» GIVEN INSTRUCTION: Render the material again word for word, skipping the pictures in it.

» MATERIAL TO PROCESS:

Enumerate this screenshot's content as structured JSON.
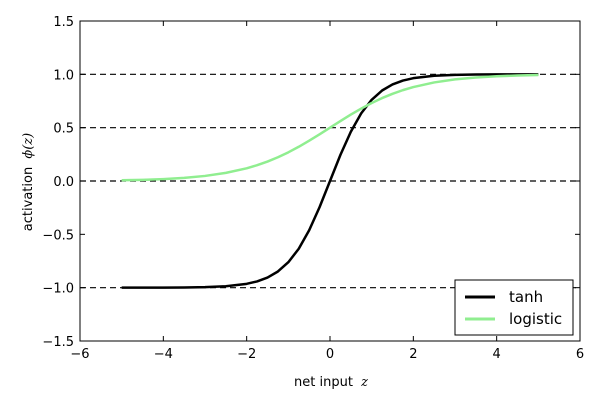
{
  "chart_data": {
    "type": "line",
    "title": "",
    "xlabel": "net input",
    "xlabel_math": "z",
    "ylabel": "activation",
    "ylabel_math": "ϕ(z)",
    "xlim": [
      -6,
      6
    ],
    "ylim": [
      -1.5,
      1.5
    ],
    "x_ticks": [
      -6,
      -4,
      -2,
      0,
      2,
      4,
      6
    ],
    "x_tick_labels": [
      "−6",
      "−4",
      "−2",
      "0",
      "2",
      "4",
      "6"
    ],
    "y_ticks": [
      -1.5,
      -1.0,
      -0.5,
      0.0,
      0.5,
      1.0,
      1.5
    ],
    "y_tick_labels": [
      "−1.5",
      "−1.0",
      "−0.5",
      "0.0",
      "0.5",
      "1.0",
      "1.5"
    ],
    "reference_lines": {
      "style": "dashed",
      "color": "#000000",
      "y": [
        -1.0,
        0.0,
        0.5,
        1.0
      ]
    },
    "grid": false,
    "legend_placement": "lower-right",
    "series": [
      {
        "name": "tanh",
        "color": "#000000",
        "x": [
          -5.0,
          -4.5,
          -4.0,
          -3.5,
          -3.0,
          -2.5,
          -2.0,
          -1.75,
          -1.5,
          -1.25,
          -1.0,
          -0.75,
          -0.5,
          -0.25,
          0.0,
          0.25,
          0.5,
          0.75,
          1.0,
          1.25,
          1.5,
          1.75,
          2.0,
          2.5,
          3.0,
          3.5,
          4.0,
          4.5,
          5.0
        ],
        "y": [
          -0.9999,
          -0.9998,
          -0.9993,
          -0.9982,
          -0.9951,
          -0.9866,
          -0.964,
          -0.9414,
          -0.9051,
          -0.8483,
          -0.7616,
          -0.6351,
          -0.4621,
          -0.2449,
          0.0,
          0.2449,
          0.4621,
          0.6351,
          0.7616,
          0.8483,
          0.9051,
          0.9414,
          0.964,
          0.9866,
          0.9951,
          0.9982,
          0.9993,
          0.9998,
          0.9999
        ]
      },
      {
        "name": "logistic",
        "color": "#90ee90",
        "x": [
          -5.0,
          -4.5,
          -4.0,
          -3.5,
          -3.0,
          -2.5,
          -2.0,
          -1.75,
          -1.5,
          -1.25,
          -1.0,
          -0.75,
          -0.5,
          -0.25,
          0.0,
          0.25,
          0.5,
          0.75,
          1.0,
          1.25,
          1.5,
          1.75,
          2.0,
          2.5,
          3.0,
          3.5,
          4.0,
          4.5,
          5.0
        ],
        "y": [
          0.0067,
          0.011,
          0.018,
          0.0293,
          0.0474,
          0.0759,
          0.1192,
          0.148,
          0.1824,
          0.2227,
          0.2689,
          0.3208,
          0.3775,
          0.4378,
          0.5,
          0.5622,
          0.6225,
          0.6792,
          0.7311,
          0.7773,
          0.8176,
          0.852,
          0.8808,
          0.9241,
          0.9526,
          0.9707,
          0.982,
          0.989,
          0.9933
        ]
      }
    ]
  }
}
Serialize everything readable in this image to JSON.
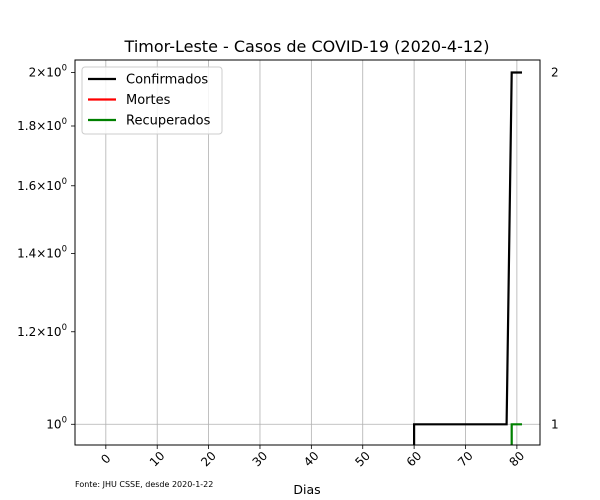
{
  "chart_data": {
    "type": "line",
    "title": "Timor-Leste - Casos de COVID-19 (2020-4-12)",
    "xlabel": "Dias",
    "ylabel": "",
    "source_note": "Fonte: JHU CSSE, desde 2020-1-22",
    "xlim": [
      -6,
      84.5
    ],
    "ylim": [
      0.96,
      2.05
    ],
    "yscale": "log",
    "grid": true,
    "legend_position": "top-left",
    "x_ticks": [
      0,
      10,
      20,
      30,
      40,
      50,
      60,
      70,
      80
    ],
    "y_ticks": [
      {
        "value": 1.0,
        "base": "10",
        "exp": "0",
        "coef": ""
      },
      {
        "value": 1.2,
        "base": "10",
        "exp": "0",
        "coef": "1.2×"
      },
      {
        "value": 1.4,
        "base": "10",
        "exp": "0",
        "coef": "1.4×"
      },
      {
        "value": 1.6,
        "base": "10",
        "exp": "0",
        "coef": "1.6×"
      },
      {
        "value": 1.8,
        "base": "10",
        "exp": "0",
        "coef": "1.8×"
      },
      {
        "value": 2.0,
        "base": "10",
        "exp": "0",
        "coef": "2×"
      }
    ],
    "series": [
      {
        "name": "Confirmados",
        "color": "#000000",
        "points": [
          [
            60,
            0.9
          ],
          [
            60,
            1
          ],
          [
            78,
            1
          ],
          [
            79,
            2
          ],
          [
            81,
            2
          ]
        ],
        "end_label": "2"
      },
      {
        "name": "Mortes",
        "color": "#ff0000",
        "points": []
      },
      {
        "name": "Recuperados",
        "color": "#008000",
        "points": [
          [
            79,
            0.9
          ],
          [
            79,
            1
          ],
          [
            81,
            1
          ]
        ],
        "end_label": "1"
      }
    ]
  }
}
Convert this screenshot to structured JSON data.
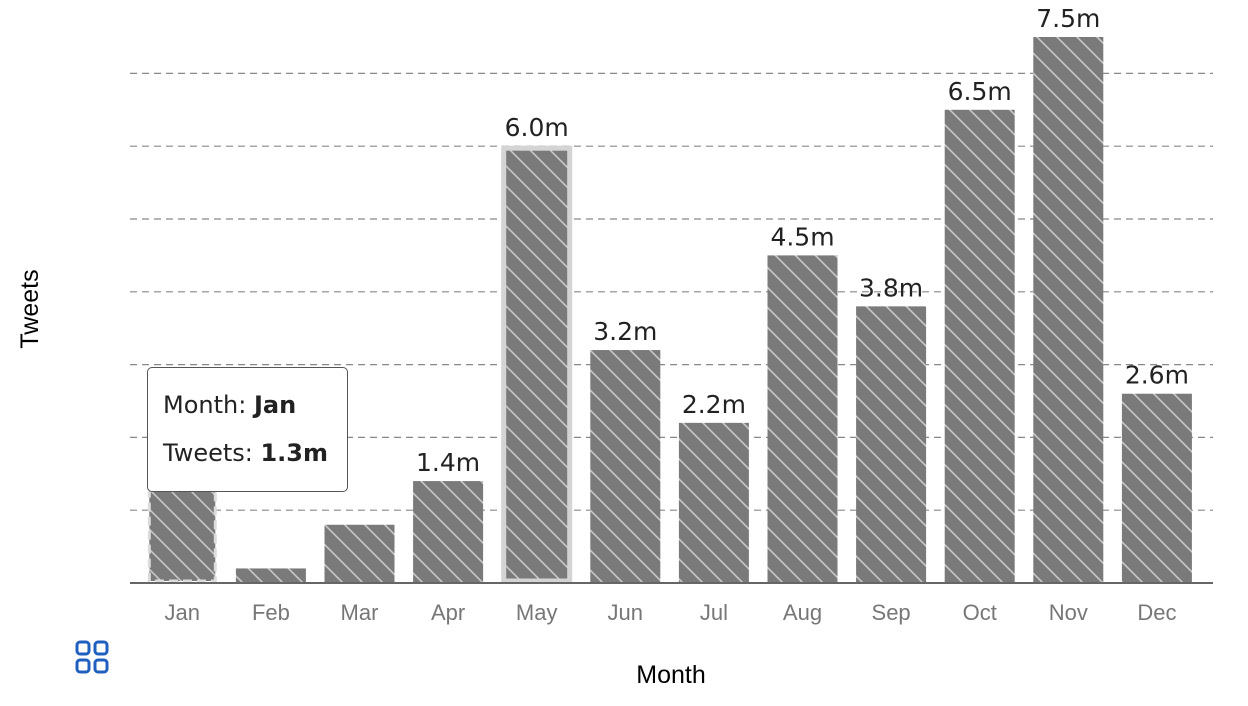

» SOLUTION FOR THIS PROBLEM:
Enumerate this screenshot's content as structured JSON.
{
  "chart_data": {
    "type": "line",
    "title": "",
    "xlabel": "net input",
    "xlabel_math": "z",
    "ylabel": "activation",
    "ylabel_math": "ϕ(z)",
    "xlim": [
      -6,
      6
    ],
    "ylim": [
      -1.5,
      1.5
    ],
    "x_ticks": [
      -6,
      -4,
      -2,
      0,
      2,
      4,
      6
    ],
    "x_tick_labels": [
      "−6",
      "−4",
      "−2",
      "0",
      "2",
      "4",
      "6"
    ],
    "y_ticks": [
      -1.5,
      -1.0,
      -0.5,
      0.0,
      0.5,
      1.0,
      1.5
    ],
    "y_tick_labels": [
      "−1.5",
      "−1.0",
      "−0.5",
      "0.0",
      "0.5",
      "1.0",
      "1.5"
    ],
    "reference_lines": {
      "style": "dashed",
      "color": "#000000",
      "y": [
        -1.0,
        0.0,
        0.5,
        1.0
      ]
    },
    "grid": false,
    "legend_placement": "lower-right",
    "series": [
      {
        "name": "tanh",
        "color": "#000000",
        "x": [
          -5.0,
          -4.5,
          -4.0,
          -3.5,
          -3.0,
          -2.5,
          -2.0,
          -1.75,
          -1.5,
          -1.25,
          -1.0,
          -0.75,
          -0.5,
          -0.25,
          0.0,
          0.25,
          0.5,
          0.75,
          1.0,
          1.25,
          1.5,
          1.75,
          2.0,
          2.5,
          3.0,
          3.5,
          4.0,
          4.5,
          5.0
        ],
        "y": [
          -0.9999,
          -0.9998,
          -0.9993,
          -0.9982,
          -0.9951,
          -0.9866,
          -0.964,
          -0.9414,
          -0.9051,
          -0.8483,
          -0.7616,
          -0.6351,
          -0.4621,
          -0.2449,
          0.0,
          0.2449,
          0.4621,
          0.6351,
          0.7616,
          0.8483,
          0.9051,
          0.9414,
          0.964,
          0.9866,
          0.9951,
          0.9982,
          0.9993,
          0.9998,
          0.9999
        ]
      },
      {
        "name": "logistic",
        "color": "#90ee90",
        "x": [
          -5.0,
          -4.5,
          -4.0,
          -3.5,
          -3.0,
          -2.5,
          -2.0,
          -1.75,
          -1.5,
          -1.25,
          -1.0,
          -0.75,
          -0.5,
          -0.25,
          0.0,
          0.25,
          0.5,
          0.75,
          1.0,
          1.25,
          1.5,
          1.75,
          2.0,
          2.5,
          3.0,
          3.5,
          4.0,
          4.5,
          5.0
        ],
        "y": [
          0.0067,
          0.011,
          0.018,
          0.0293,
          0.0474,
          0.0759,
          0.1192,
          0.148,
          0.1824,
          0.2227,
          0.2689,
          0.3208,
          0.3775,
          0.4378,
          0.5,
          0.5622,
          0.6225,
          0.6792,
          0.7311,
          0.7773,
          0.8176,
          0.852,
          0.8808,
          0.9241,
          0.9526,
          0.9707,
          0.982,
          0.989,
          0.9933
        ]
      }
    ]
  }
}
Serialize everything readable in this image to JSON.
{
  "chart_data": {
    "type": "line",
    "title": "Timor-Leste - Casos de COVID-19 (2020-4-12)",
    "xlabel": "Dias",
    "ylabel": "",
    "source_note": "Fonte: JHU CSSE, desde 2020-1-22",
    "xlim": [
      -6,
      84.5
    ],
    "ylim": [
      0.96,
      2.05
    ],
    "yscale": "log",
    "grid": true,
    "legend_position": "top-left",
    "x_ticks": [
      0,
      10,
      20,
      30,
      40,
      50,
      60,
      70,
      80
    ],
    "y_ticks": [
      {
        "value": 1.0,
        "base": "10",
        "exp": "0",
        "coef": ""
      },
      {
        "value": 1.2,
        "base": "10",
        "exp": "0",
        "coef": "1.2×"
      },
      {
        "value": 1.4,
        "base": "10",
        "exp": "0",
        "coef": "1.4×"
      },
      {
        "value": 1.6,
        "base": "10",
        "exp": "0",
        "coef": "1.6×"
      },
      {
        "value": 1.8,
        "base": "10",
        "exp": "0",
        "coef": "1.8×"
      },
      {
        "value": 2.0,
        "base": "10",
        "exp": "0",
        "coef": "2×"
      }
    ],
    "series": [
      {
        "name": "Confirmados",
        "color": "#000000",
        "points": [
          [
            60,
            0.9
          ],
          [
            60,
            1
          ],
          [
            78,
            1
          ],
          [
            79,
            2
          ],
          [
            81,
            2
          ]
        ],
        "end_label": "2"
      },
      {
        "name": "Mortes",
        "color": "#ff0000",
        "points": []
      },
      {
        "name": "Recuperados",
        "color": "#008000",
        "points": [
          [
            79,
            0.9
          ],
          [
            79,
            1
          ],
          [
            81,
            1
          ]
        ],
        "end_label": "1"
      }
    ]
  }
}
Convert this screenshot to structured JSON data.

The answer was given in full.